● **WHAT NEEDS TO BE DONE**
Show all lines from the data that include the word "object".

Records from a collection of figures
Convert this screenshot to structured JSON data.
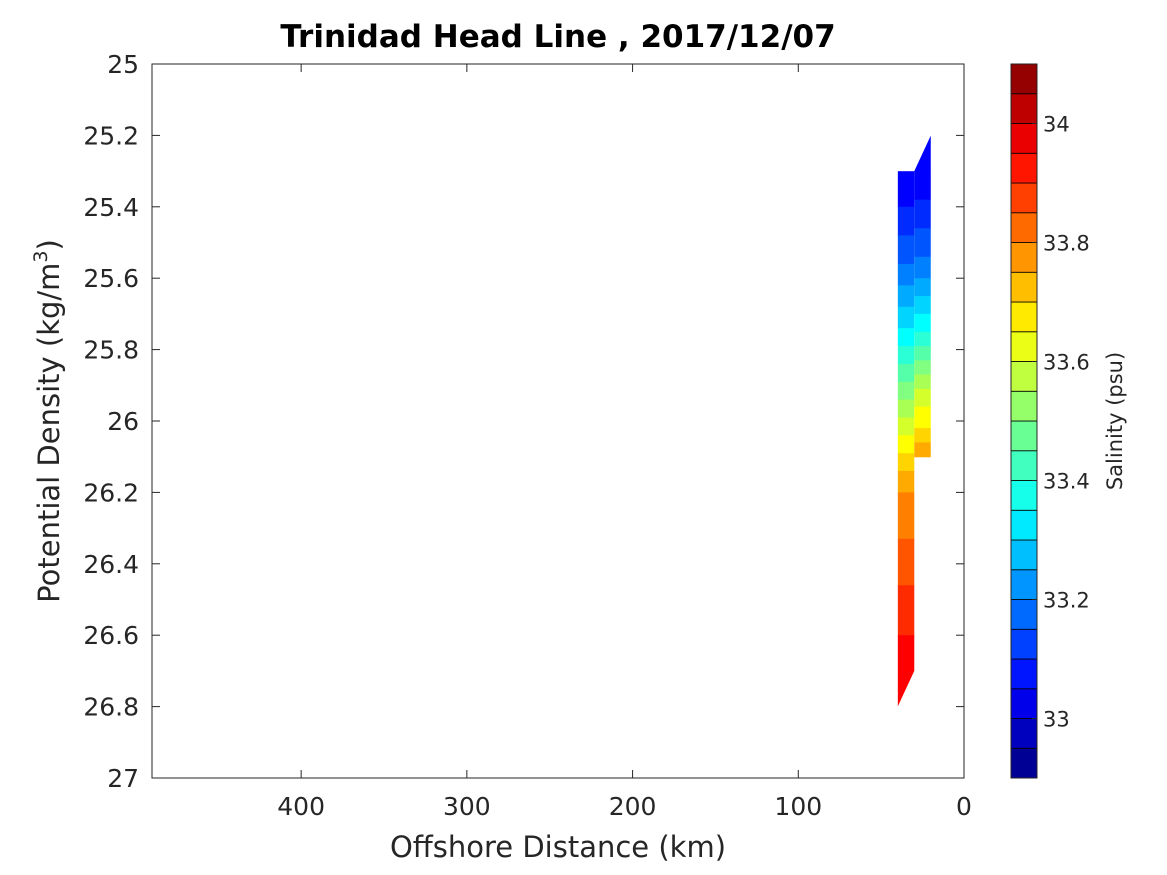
{
  "chart_data": {
    "type": "contour",
    "title": "Trinidad Head Line , 2017/12/07",
    "xlabel": "Offshore Distance (km)",
    "ylabel_main": "Potential Density (kg/m",
    "ylabel_sup": "3",
    "ylabel_close": ")",
    "xlim": [
      490,
      0
    ],
    "x_reversed": true,
    "ylim": [
      25,
      27
    ],
    "y_reversed": true,
    "x_ticks": [
      400,
      300,
      200,
      100,
      0
    ],
    "y_ticks": [
      25,
      25.2,
      25.4,
      25.6,
      25.8,
      26,
      26.2,
      26.4,
      26.6,
      26.8,
      27
    ],
    "grid": false,
    "colorbar": {
      "label": "Salinity (psu)",
      "min": 32.9,
      "max": 34.1,
      "step": 0.05,
      "ticks": [
        33,
        33.2,
        33.4,
        33.6,
        33.8,
        34
      ],
      "colormap": "jet"
    },
    "contour_columns": {
      "x_left": 40,
      "x_mid": 30,
      "x_right": 20,
      "left_column": {
        "x_range": [
          40,
          30
        ],
        "y_top": 25.3,
        "y_bottom": 26.8,
        "y_bottom_right": 26.7,
        "bands": [
          {
            "y_top": 25.3,
            "y_bottom": 25.4,
            "salinity": 33.05
          },
          {
            "y_top": 25.4,
            "y_bottom": 25.48,
            "salinity": 33.1
          },
          {
            "y_top": 25.48,
            "y_bottom": 25.56,
            "salinity": 33.15
          },
          {
            "y_top": 25.56,
            "y_bottom": 25.62,
            "salinity": 33.2
          },
          {
            "y_top": 25.62,
            "y_bottom": 25.68,
            "salinity": 33.25
          },
          {
            "y_top": 25.68,
            "y_bottom": 25.74,
            "salinity": 33.3
          },
          {
            "y_top": 25.74,
            "y_bottom": 25.79,
            "salinity": 33.35
          },
          {
            "y_top": 25.79,
            "y_bottom": 25.84,
            "salinity": 33.4
          },
          {
            "y_top": 25.84,
            "y_bottom": 25.89,
            "salinity": 33.45
          },
          {
            "y_top": 25.89,
            "y_bottom": 25.94,
            "salinity": 33.5
          },
          {
            "y_top": 25.94,
            "y_bottom": 25.99,
            "salinity": 33.55
          },
          {
            "y_top": 25.99,
            "y_bottom": 26.04,
            "salinity": 33.6
          },
          {
            "y_top": 26.04,
            "y_bottom": 26.09,
            "salinity": 33.65
          },
          {
            "y_top": 26.09,
            "y_bottom": 26.14,
            "salinity": 33.7
          },
          {
            "y_top": 26.14,
            "y_bottom": 26.2,
            "salinity": 33.75
          },
          {
            "y_top": 26.2,
            "y_bottom": 26.33,
            "salinity": 33.8
          },
          {
            "y_top": 26.33,
            "y_bottom": 26.46,
            "salinity": 33.85
          },
          {
            "y_top": 26.46,
            "y_bottom": 26.6,
            "salinity": 33.9
          },
          {
            "y_top": 26.6,
            "y_bottom": 26.8,
            "salinity": 33.95
          }
        ]
      },
      "right_column": {
        "x_range": [
          30,
          20
        ],
        "y_top_left": 25.3,
        "y_top_right": 25.2,
        "y_bottom": 26.1,
        "bands": [
          {
            "y_top": 25.2,
            "y_bottom": 25.38,
            "salinity": 33.05
          },
          {
            "y_top": 25.38,
            "y_bottom": 25.46,
            "salinity": 33.1
          },
          {
            "y_top": 25.46,
            "y_bottom": 25.54,
            "salinity": 33.15
          },
          {
            "y_top": 25.54,
            "y_bottom": 25.6,
            "salinity": 33.2
          },
          {
            "y_top": 25.6,
            "y_bottom": 25.65,
            "salinity": 33.25
          },
          {
            "y_top": 25.65,
            "y_bottom": 25.7,
            "salinity": 33.3
          },
          {
            "y_top": 25.7,
            "y_bottom": 25.75,
            "salinity": 33.35
          },
          {
            "y_top": 25.75,
            "y_bottom": 25.79,
            "salinity": 33.4
          },
          {
            "y_top": 25.79,
            "y_bottom": 25.83,
            "salinity": 33.45
          },
          {
            "y_top": 25.83,
            "y_bottom": 25.87,
            "salinity": 33.5
          },
          {
            "y_top": 25.87,
            "y_bottom": 25.91,
            "salinity": 33.55
          },
          {
            "y_top": 25.91,
            "y_bottom": 25.96,
            "salinity": 33.6
          },
          {
            "y_top": 25.96,
            "y_bottom": 26.02,
            "salinity": 33.65
          },
          {
            "y_top": 26.02,
            "y_bottom": 26.06,
            "salinity": 33.7
          },
          {
            "y_top": 26.06,
            "y_bottom": 26.1,
            "salinity": 33.75
          }
        ]
      }
    }
  }
}
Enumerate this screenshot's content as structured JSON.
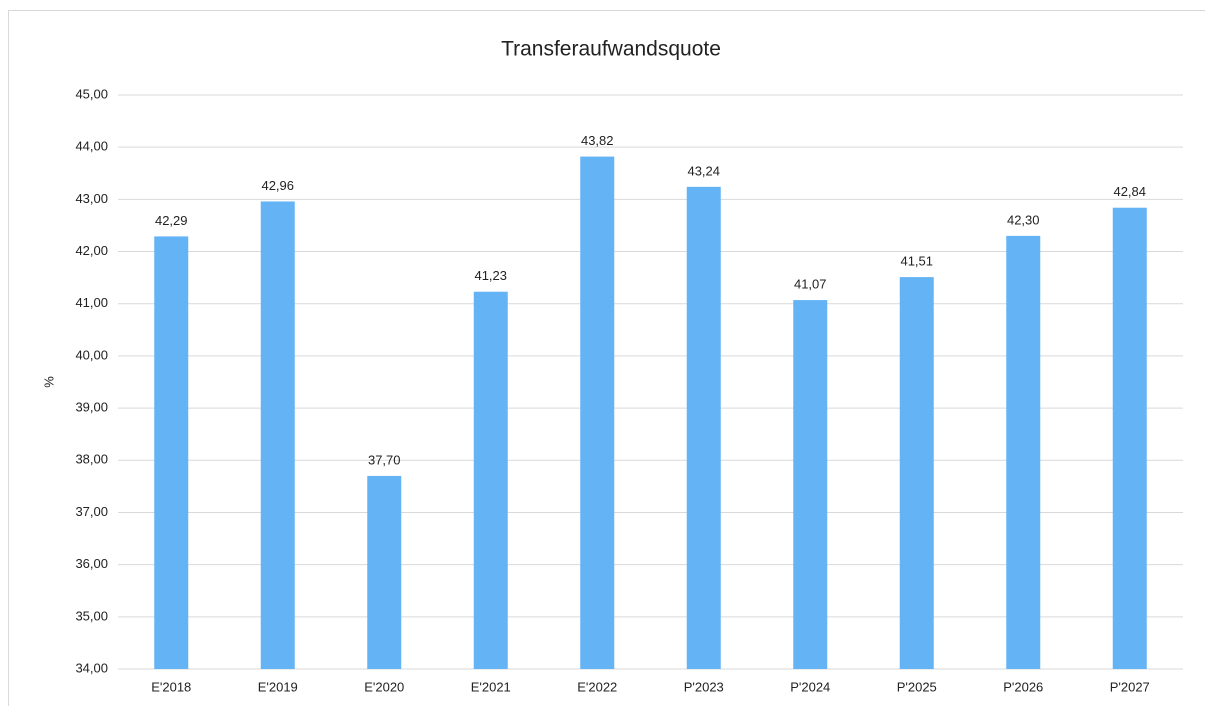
{
  "chart_data": {
    "type": "bar",
    "title": "Transferaufwandsquote",
    "y_label": "%",
    "categories": [
      "E'2018",
      "E'2019",
      "E'2020",
      "E'2021",
      "E'2022",
      "P'2023",
      "P'2024",
      "P'2025",
      "P'2026",
      "P'2027"
    ],
    "values": [
      42.29,
      42.96,
      37.7,
      41.23,
      43.82,
      43.24,
      41.07,
      41.51,
      42.3,
      42.84
    ],
    "value_labels": [
      "42,29",
      "42,96",
      "37,70",
      "41,23",
      "43,82",
      "43,24",
      "41,07",
      "41,51",
      "42,30",
      "42,84"
    ],
    "color": "#63b3f5",
    "ylim": [
      34,
      45
    ],
    "yticks": [
      {
        "value": 34,
        "label": "34,00"
      },
      {
        "value": 35,
        "label": "35,00"
      },
      {
        "value": 36,
        "label": "36,00"
      },
      {
        "value": 37,
        "label": "37,00"
      },
      {
        "value": 38,
        "label": "38,00"
      },
      {
        "value": 39,
        "label": "39,00"
      },
      {
        "value": 40,
        "label": "40,00"
      },
      {
        "value": 41,
        "label": "41,00"
      },
      {
        "value": 42,
        "label": "42,00"
      },
      {
        "value": 43,
        "label": "43,00"
      },
      {
        "value": 44,
        "label": "44,00"
      },
      {
        "value": 45,
        "label": "45,00"
      }
    ],
    "grid": true
  }
}
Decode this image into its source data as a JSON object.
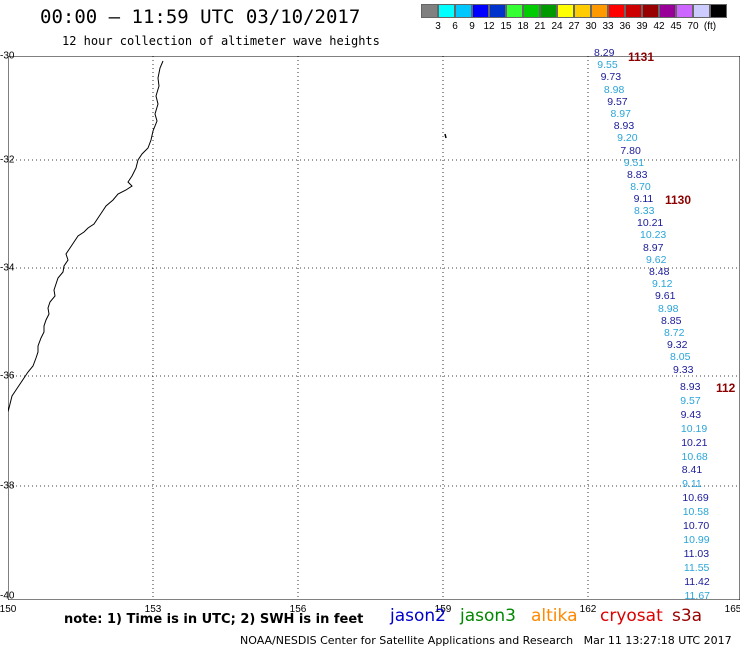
{
  "header": {
    "title": "00:00 – 11:59 UTC 03/10/2017",
    "subtitle": "12 hour collection of altimeter wave heights"
  },
  "color_scale": {
    "colors": [
      "#808080",
      "#00ffff",
      "#00c8ff",
      "#0000ff",
      "#0033cc",
      "#33ff33",
      "#00cc00",
      "#009900",
      "#ffff00",
      "#ffcc00",
      "#ff9900",
      "#ff0000",
      "#cc0000",
      "#990000",
      "#990099",
      "#cc66ff",
      "#ccccff",
      "#000000"
    ],
    "labels": [
      "3",
      "6",
      "9",
      "12",
      "15",
      "18",
      "21",
      "24",
      "27",
      "30",
      "33",
      "36",
      "39",
      "42",
      "45",
      "70",
      "(ft)"
    ]
  },
  "axes": {
    "lat_labels": [
      "-30",
      "-32",
      "-34",
      "-36",
      "-38",
      "-40"
    ],
    "lon_labels": [
      "150",
      "153",
      "156",
      "159",
      "162",
      "165"
    ]
  },
  "tracks": [
    {
      "orbit": "1131",
      "values": [
        "8.29",
        "9.55",
        "9.73",
        "8.98",
        "9.57",
        "8.97",
        "8.93",
        "9.20",
        "7.80",
        "9.51",
        "8.83",
        "8.70",
        "9.11"
      ]
    },
    {
      "orbit": "1130",
      "values": [
        "8.33",
        "10.21",
        "10.23",
        "8.97",
        "9.62",
        "8.48",
        "9.12",
        "9.61",
        "8.98",
        "8.85",
        "8.72",
        "9.32",
        "8.05",
        "9.33"
      ]
    },
    {
      "orbit": "112",
      "values": [
        "8.93",
        "9.57",
        "9.43",
        "10.19",
        "10.21",
        "10.68",
        "8.41",
        "9.11",
        "10.69",
        "10.58",
        "10.70",
        "10.99",
        "11.03",
        "11.55",
        "11.42",
        "11.67"
      ]
    }
  ],
  "footer": {
    "note": "note: 1) Time is in UTC; 2) SWH is in feet",
    "legend": [
      {
        "name": "jason2",
        "color": "#0000cc"
      },
      {
        "name": "jason3",
        "color": "#008800"
      },
      {
        "name": "altika",
        "color": "#ff8800"
      },
      {
        "name": "cryosat",
        "color": "#dd0000"
      },
      {
        "name": "s3a",
        "color": "#990000"
      }
    ],
    "credit": "NOAA/NESDIS Center for Satellite Applications and Research   Mar 11 13:27:18 UTC 2017"
  }
}
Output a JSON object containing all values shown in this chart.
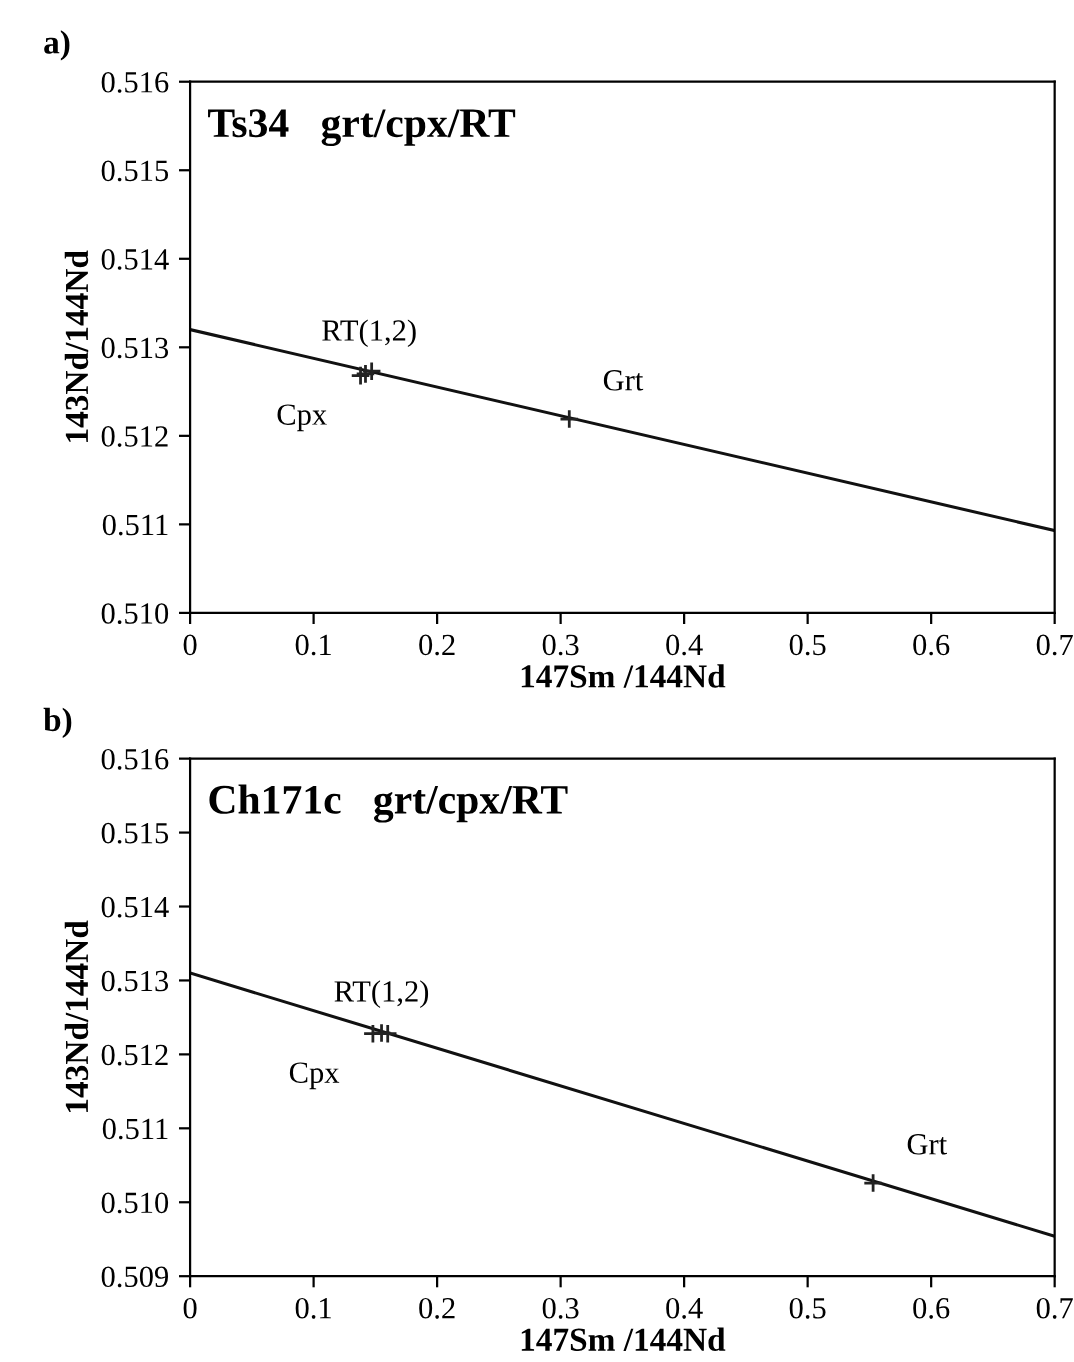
{
  "chart_data": [
    {
      "type": "scatter",
      "title": "a)",
      "subtitle": "Ts34   grt/cpx/RT",
      "xlabel": "147Sm /144Nd",
      "ylabel": "143Nd/144Nd",
      "series": [
        {
          "marker": "cross",
          "color": "#222222",
          "x": [
            0.138,
            0.142,
            0.147,
            0.307
          ],
          "values": [
            0.51268,
            0.5127,
            0.51273,
            0.51219
          ]
        },
        {
          "type": "line",
          "marker": "none",
          "color": "#111111",
          "x": [
            0,
            0.7
          ],
          "values": [
            0.5132,
            0.51093
          ]
        }
      ],
      "annotations": [
        {
          "text": "RT(1,2)",
          "x": 0.145,
          "y": 0.51272
        },
        {
          "text": "Cpx",
          "x": 0.138,
          "y": 0.51268
        },
        {
          "text": "Grt",
          "x": 0.307,
          "y": 0.51219
        }
      ],
      "xlim": [
        0,
        0.7
      ],
      "xticks": [
        0,
        0.1,
        0.2,
        0.3,
        0.4,
        0.5,
        0.6,
        0.7
      ],
      "ylim": [
        0.51,
        0.516
      ],
      "yticks": [
        {
          "value": 0.51,
          "label": "0.510"
        },
        {
          "value": 0.511,
          "label": "0.511"
        },
        {
          "value": 0.512,
          "label": "0.512"
        },
        {
          "value": 0.513,
          "label": "0.513"
        },
        {
          "value": 0.514,
          "label": "0.514"
        },
        {
          "value": 0.515,
          "label": "0.515"
        },
        {
          "value": 0.516,
          "label": "0.516"
        }
      ]
    },
    {
      "type": "scatter",
      "title": "b)",
      "subtitle": "Ch171c   grt/cpx/RT",
      "xlabel": "147Sm /144Nd",
      "ylabel": "143Nd/144Nd",
      "series": [
        {
          "marker": "cross",
          "color": "#222222",
          "x": [
            0.148,
            0.155,
            0.16,
            0.553
          ],
          "values": [
            0.51228,
            0.51229,
            0.51228,
            0.51026
          ]
        },
        {
          "type": "line",
          "marker": "none",
          "color": "#111111",
          "x": [
            0,
            0.7
          ],
          "values": [
            0.5131,
            0.50954
          ]
        }
      ],
      "annotations": [
        {
          "text": "RT(1,2)",
          "x": 0.155,
          "y": 0.51229
        },
        {
          "text": "Cpx",
          "x": 0.148,
          "y": 0.51228
        },
        {
          "text": "Grt",
          "x": 0.553,
          "y": 0.51026
        }
      ],
      "xlim": [
        0,
        0.7
      ],
      "xticks": [
        0,
        0.1,
        0.2,
        0.3,
        0.4,
        0.5,
        0.6,
        0.7
      ],
      "ylim": [
        0.509,
        0.516
      ],
      "yticks": [
        {
          "value": 0.509,
          "label": "0.509"
        },
        {
          "value": 0.51,
          "label": "0.510"
        },
        {
          "value": 0.511,
          "label": "0.511"
        },
        {
          "value": 0.512,
          "label": "0.512"
        },
        {
          "value": 0.513,
          "label": "0.513"
        },
        {
          "value": 0.514,
          "label": "0.514"
        },
        {
          "value": 0.515,
          "label": "0.515"
        },
        {
          "value": 0.516,
          "label": "0.516"
        }
      ]
    }
  ]
}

● **OUTPUT BELOW**
Decode this image into its source data as a JSON object.
Output a JSON object containing all values shown in this chart.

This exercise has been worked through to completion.